**What to do**
Take every line where the string "radical" appears and copy it.

begin

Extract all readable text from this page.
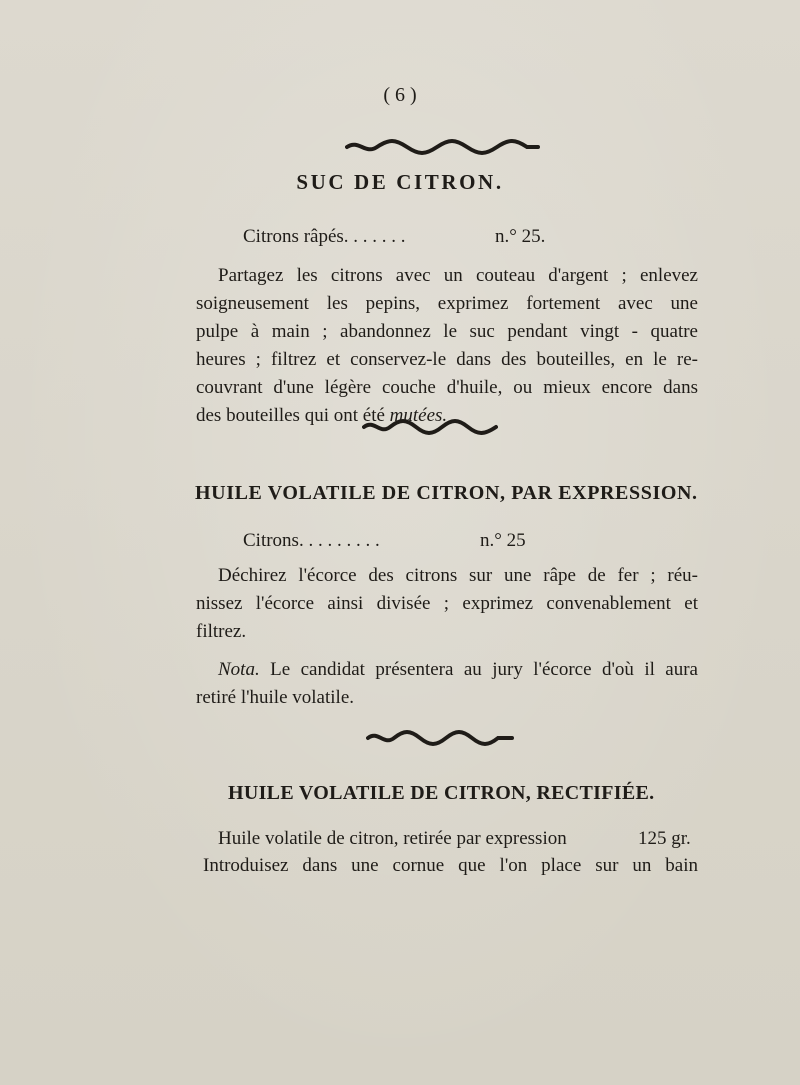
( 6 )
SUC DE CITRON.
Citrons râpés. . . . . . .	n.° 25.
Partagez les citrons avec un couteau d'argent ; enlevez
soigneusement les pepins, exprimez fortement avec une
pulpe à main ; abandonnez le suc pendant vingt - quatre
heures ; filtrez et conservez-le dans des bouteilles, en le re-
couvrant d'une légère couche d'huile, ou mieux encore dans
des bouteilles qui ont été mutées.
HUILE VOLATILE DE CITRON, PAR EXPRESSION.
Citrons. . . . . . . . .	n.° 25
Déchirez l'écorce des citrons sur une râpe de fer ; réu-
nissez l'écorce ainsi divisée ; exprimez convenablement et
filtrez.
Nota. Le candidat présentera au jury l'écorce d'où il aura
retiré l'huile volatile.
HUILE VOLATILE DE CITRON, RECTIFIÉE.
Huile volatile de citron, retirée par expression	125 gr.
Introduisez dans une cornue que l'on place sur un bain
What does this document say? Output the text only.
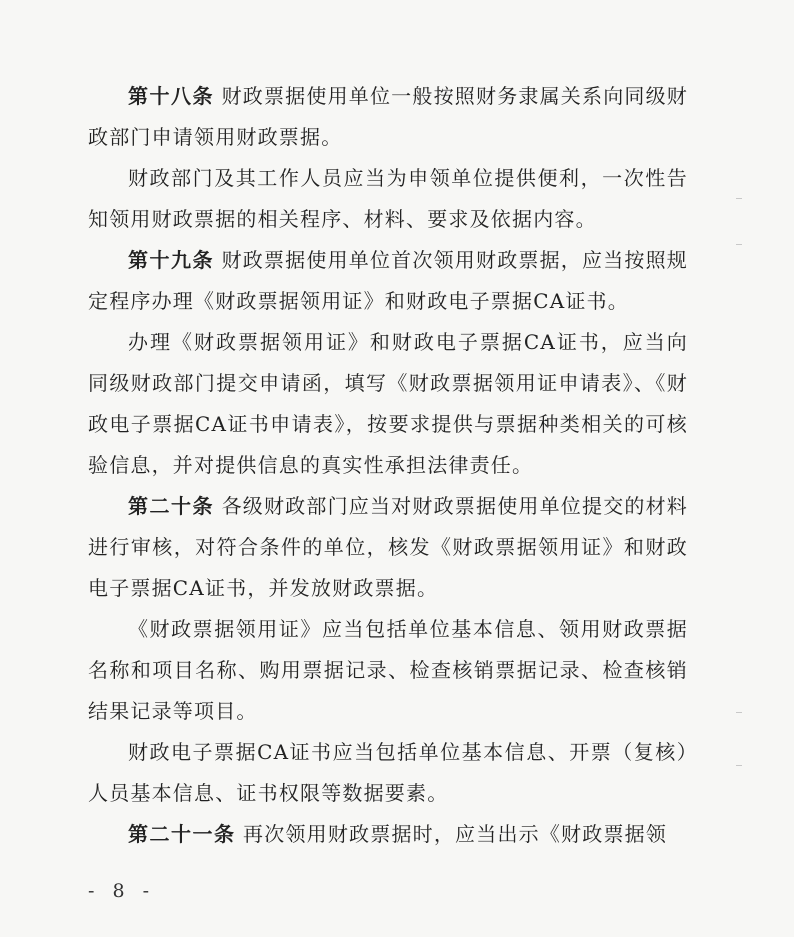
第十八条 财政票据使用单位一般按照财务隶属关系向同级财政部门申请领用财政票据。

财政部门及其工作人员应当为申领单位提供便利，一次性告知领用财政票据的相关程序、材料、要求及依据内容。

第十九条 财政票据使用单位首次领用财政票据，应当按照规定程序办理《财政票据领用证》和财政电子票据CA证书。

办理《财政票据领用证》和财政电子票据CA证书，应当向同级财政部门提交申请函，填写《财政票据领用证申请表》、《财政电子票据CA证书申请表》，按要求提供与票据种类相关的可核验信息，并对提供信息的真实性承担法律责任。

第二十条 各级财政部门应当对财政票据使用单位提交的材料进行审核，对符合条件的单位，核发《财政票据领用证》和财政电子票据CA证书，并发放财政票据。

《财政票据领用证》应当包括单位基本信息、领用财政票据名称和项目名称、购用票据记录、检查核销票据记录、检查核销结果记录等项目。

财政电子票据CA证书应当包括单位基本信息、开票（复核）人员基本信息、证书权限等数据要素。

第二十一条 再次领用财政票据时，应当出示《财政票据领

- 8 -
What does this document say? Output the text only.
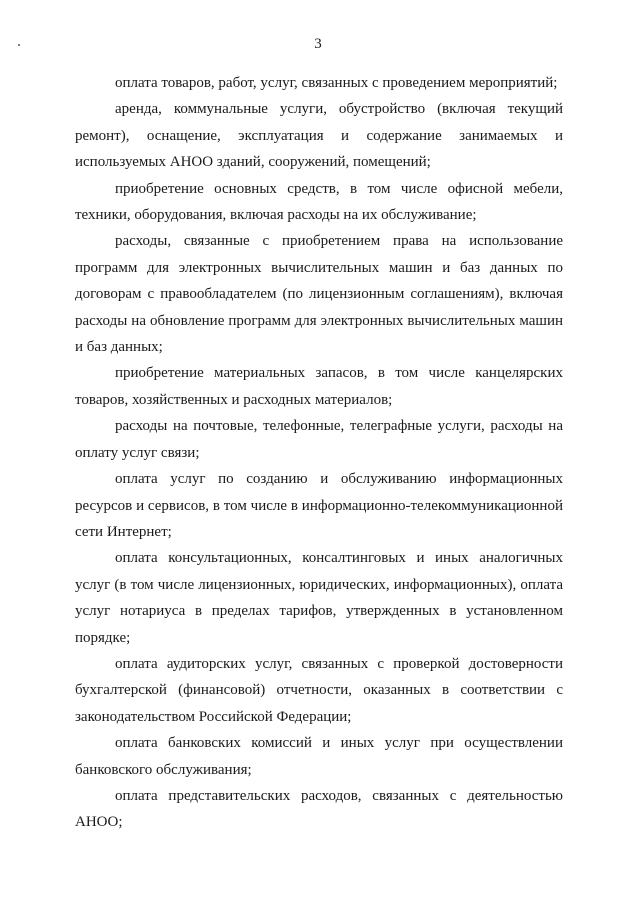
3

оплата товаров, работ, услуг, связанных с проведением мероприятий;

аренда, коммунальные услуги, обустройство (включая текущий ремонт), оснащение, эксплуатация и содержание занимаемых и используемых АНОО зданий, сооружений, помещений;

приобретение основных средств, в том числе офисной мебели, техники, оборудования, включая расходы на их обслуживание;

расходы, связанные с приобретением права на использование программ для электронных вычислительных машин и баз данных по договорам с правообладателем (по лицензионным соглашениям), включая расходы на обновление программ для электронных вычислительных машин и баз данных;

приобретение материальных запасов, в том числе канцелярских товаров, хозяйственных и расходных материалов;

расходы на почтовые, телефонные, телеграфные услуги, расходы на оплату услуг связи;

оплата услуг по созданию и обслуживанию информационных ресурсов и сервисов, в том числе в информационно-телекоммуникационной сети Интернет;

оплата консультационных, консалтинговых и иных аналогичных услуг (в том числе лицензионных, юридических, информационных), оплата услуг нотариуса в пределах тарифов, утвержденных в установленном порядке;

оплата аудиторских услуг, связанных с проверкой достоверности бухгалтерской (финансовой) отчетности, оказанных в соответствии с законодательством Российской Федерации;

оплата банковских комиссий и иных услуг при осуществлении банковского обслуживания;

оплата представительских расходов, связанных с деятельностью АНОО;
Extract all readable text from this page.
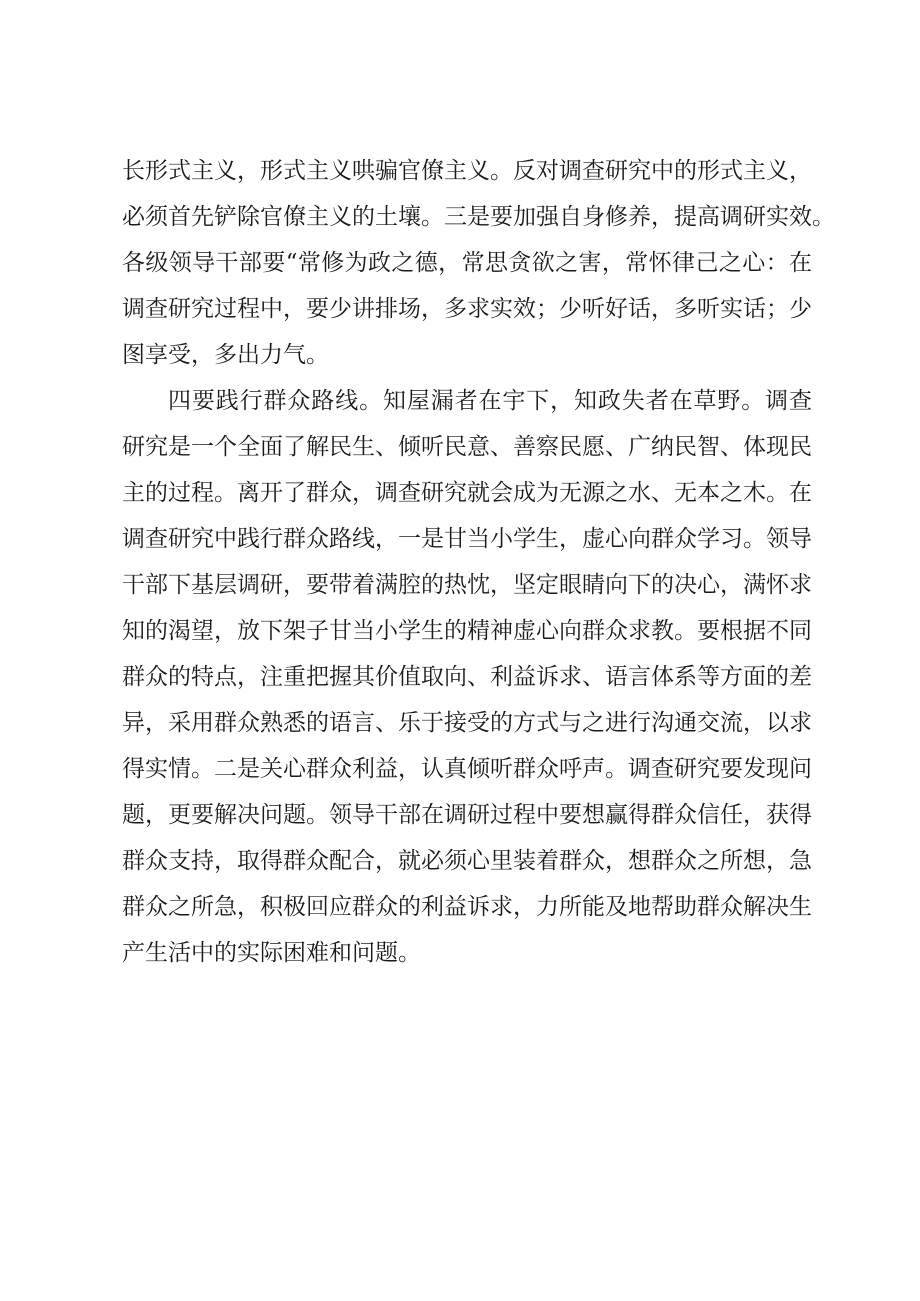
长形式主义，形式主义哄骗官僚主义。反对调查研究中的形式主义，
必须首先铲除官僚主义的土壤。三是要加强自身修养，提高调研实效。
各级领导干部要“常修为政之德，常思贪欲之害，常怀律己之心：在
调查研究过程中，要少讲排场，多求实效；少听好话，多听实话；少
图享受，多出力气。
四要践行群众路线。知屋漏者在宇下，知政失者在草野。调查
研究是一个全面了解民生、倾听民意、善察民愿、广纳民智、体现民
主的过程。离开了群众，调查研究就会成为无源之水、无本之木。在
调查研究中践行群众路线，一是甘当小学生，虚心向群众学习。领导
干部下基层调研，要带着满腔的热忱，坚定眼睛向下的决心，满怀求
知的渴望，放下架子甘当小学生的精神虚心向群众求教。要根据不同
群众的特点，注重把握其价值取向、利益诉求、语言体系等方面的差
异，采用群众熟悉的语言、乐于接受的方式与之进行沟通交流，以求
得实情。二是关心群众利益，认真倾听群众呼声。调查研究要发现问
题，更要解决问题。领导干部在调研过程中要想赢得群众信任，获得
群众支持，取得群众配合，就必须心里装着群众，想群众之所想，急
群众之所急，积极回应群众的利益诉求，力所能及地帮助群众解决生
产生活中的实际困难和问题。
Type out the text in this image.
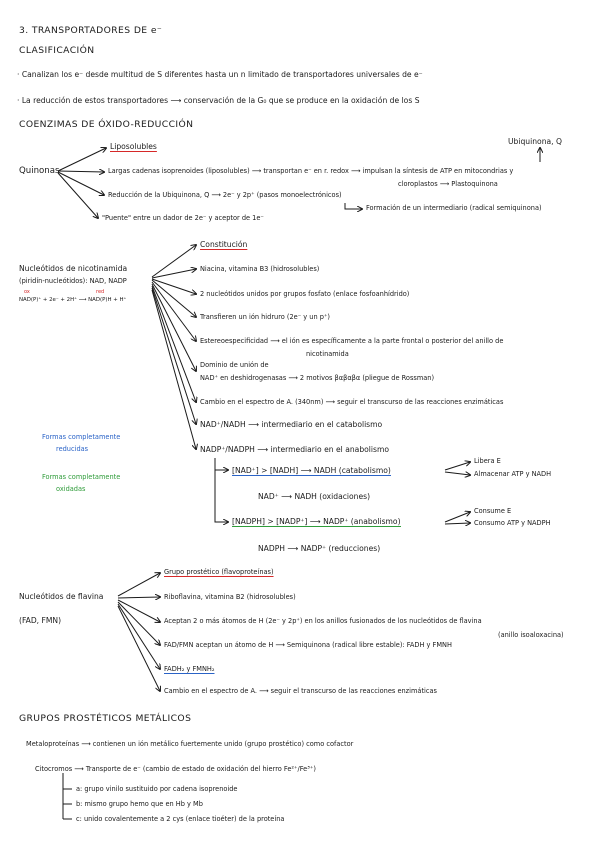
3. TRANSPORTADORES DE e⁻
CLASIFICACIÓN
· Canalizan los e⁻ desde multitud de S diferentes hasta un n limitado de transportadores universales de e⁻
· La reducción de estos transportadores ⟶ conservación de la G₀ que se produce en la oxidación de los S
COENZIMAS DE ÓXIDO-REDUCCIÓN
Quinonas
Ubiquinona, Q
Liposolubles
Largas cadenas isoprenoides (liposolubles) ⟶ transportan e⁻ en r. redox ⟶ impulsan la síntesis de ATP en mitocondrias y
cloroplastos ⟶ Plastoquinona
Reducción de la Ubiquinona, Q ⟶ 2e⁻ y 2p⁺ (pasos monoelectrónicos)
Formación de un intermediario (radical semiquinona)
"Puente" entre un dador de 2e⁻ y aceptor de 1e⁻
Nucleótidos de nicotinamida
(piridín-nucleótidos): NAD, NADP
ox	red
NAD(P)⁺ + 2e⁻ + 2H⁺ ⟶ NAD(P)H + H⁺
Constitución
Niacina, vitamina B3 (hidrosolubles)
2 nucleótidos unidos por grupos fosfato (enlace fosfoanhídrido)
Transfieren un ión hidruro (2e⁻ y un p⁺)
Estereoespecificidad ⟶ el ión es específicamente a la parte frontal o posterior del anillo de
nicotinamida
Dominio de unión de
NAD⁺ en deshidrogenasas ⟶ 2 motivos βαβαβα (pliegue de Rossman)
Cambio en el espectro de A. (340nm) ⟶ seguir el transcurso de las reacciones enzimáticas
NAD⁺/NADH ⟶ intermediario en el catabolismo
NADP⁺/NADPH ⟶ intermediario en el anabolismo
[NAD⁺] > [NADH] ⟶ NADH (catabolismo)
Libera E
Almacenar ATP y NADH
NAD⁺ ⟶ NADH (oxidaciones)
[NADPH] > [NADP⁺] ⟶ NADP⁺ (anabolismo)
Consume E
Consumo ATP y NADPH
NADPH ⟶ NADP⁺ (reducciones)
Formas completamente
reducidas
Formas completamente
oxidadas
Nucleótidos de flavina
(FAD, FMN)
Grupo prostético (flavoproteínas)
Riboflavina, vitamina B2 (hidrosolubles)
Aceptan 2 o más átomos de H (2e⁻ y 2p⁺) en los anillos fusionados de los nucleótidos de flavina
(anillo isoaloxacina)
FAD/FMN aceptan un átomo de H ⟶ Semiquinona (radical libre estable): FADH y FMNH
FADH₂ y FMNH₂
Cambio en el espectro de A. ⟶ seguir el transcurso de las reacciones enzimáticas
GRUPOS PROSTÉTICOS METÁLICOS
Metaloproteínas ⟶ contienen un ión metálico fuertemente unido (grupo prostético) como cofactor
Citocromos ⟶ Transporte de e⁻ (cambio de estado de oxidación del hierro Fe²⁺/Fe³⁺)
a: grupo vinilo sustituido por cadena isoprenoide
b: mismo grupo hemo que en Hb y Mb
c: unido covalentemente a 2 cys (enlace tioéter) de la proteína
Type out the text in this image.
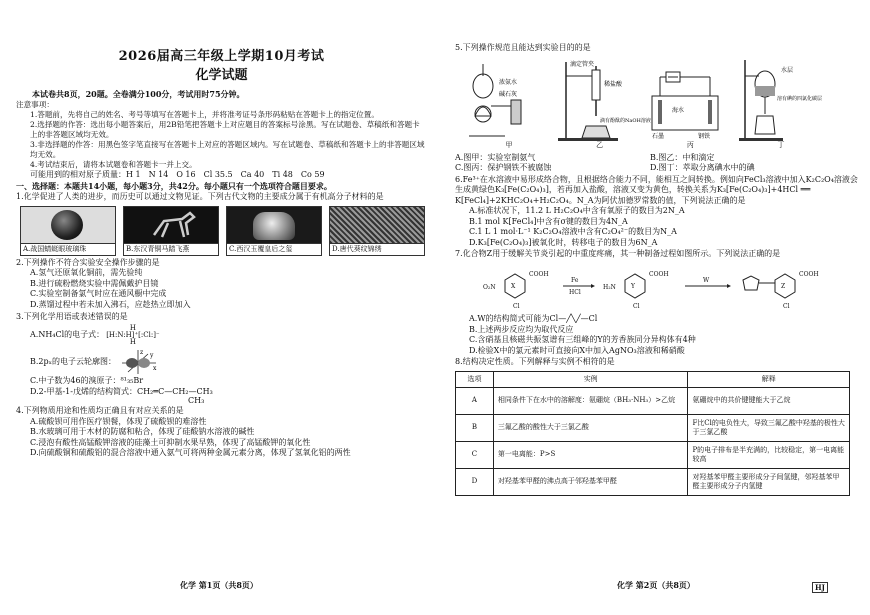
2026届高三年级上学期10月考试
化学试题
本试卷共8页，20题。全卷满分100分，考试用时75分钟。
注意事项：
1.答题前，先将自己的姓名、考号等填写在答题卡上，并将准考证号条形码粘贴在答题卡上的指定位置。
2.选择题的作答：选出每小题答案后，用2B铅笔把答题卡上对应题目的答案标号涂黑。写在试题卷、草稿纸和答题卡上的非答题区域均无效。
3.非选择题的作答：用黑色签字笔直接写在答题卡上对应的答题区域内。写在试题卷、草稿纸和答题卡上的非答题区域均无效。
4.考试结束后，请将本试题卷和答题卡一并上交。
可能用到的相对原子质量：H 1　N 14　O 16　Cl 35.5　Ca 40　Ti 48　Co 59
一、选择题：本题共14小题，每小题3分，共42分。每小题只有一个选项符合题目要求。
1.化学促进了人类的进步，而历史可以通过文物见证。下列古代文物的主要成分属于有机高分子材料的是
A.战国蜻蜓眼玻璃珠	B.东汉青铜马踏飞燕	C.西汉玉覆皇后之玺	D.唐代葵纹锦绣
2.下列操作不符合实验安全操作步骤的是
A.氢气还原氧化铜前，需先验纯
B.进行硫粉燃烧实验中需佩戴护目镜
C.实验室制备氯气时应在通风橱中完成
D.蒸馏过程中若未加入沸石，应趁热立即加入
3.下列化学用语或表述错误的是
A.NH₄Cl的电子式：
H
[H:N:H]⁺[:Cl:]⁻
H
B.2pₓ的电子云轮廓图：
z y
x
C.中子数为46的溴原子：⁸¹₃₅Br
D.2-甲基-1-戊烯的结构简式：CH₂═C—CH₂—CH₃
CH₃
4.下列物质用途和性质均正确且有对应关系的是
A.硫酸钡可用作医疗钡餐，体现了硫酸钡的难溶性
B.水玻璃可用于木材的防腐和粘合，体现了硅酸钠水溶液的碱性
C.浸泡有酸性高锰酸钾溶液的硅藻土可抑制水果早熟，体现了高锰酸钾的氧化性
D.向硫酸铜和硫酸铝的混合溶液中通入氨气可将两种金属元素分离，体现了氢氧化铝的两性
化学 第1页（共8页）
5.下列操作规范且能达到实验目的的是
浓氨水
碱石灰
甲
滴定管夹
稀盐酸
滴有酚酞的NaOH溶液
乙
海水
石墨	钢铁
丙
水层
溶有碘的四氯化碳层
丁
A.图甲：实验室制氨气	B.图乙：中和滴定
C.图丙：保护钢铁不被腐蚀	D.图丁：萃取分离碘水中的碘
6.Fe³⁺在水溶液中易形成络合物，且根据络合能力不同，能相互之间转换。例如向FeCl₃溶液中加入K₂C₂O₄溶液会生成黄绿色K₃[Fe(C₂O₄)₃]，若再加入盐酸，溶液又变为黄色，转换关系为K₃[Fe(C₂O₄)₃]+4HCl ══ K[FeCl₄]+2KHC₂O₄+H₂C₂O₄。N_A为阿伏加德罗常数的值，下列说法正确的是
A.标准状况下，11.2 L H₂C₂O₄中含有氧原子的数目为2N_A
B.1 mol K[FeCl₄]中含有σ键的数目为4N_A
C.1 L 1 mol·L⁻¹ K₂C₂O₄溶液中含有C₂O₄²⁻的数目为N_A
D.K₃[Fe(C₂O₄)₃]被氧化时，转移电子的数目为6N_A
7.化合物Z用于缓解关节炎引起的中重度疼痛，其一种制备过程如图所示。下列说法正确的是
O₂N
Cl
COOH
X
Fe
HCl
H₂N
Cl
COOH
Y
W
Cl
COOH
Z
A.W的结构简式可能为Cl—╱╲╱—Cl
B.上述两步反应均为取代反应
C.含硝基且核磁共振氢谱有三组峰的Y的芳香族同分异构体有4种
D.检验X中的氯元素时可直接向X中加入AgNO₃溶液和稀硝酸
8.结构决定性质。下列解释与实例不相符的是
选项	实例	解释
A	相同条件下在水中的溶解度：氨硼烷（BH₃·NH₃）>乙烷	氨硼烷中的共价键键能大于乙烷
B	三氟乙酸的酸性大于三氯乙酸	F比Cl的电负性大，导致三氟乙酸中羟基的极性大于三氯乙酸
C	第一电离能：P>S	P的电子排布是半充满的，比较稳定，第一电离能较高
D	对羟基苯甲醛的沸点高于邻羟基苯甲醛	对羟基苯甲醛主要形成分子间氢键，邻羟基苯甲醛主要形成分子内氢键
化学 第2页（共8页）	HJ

end

**Task answer**
Formación de un intermediario (radical semiquinona)
FAD/FMN aceptan un átomo de H ⟶ Semiquinona (radical libre estable): FADH y FMNH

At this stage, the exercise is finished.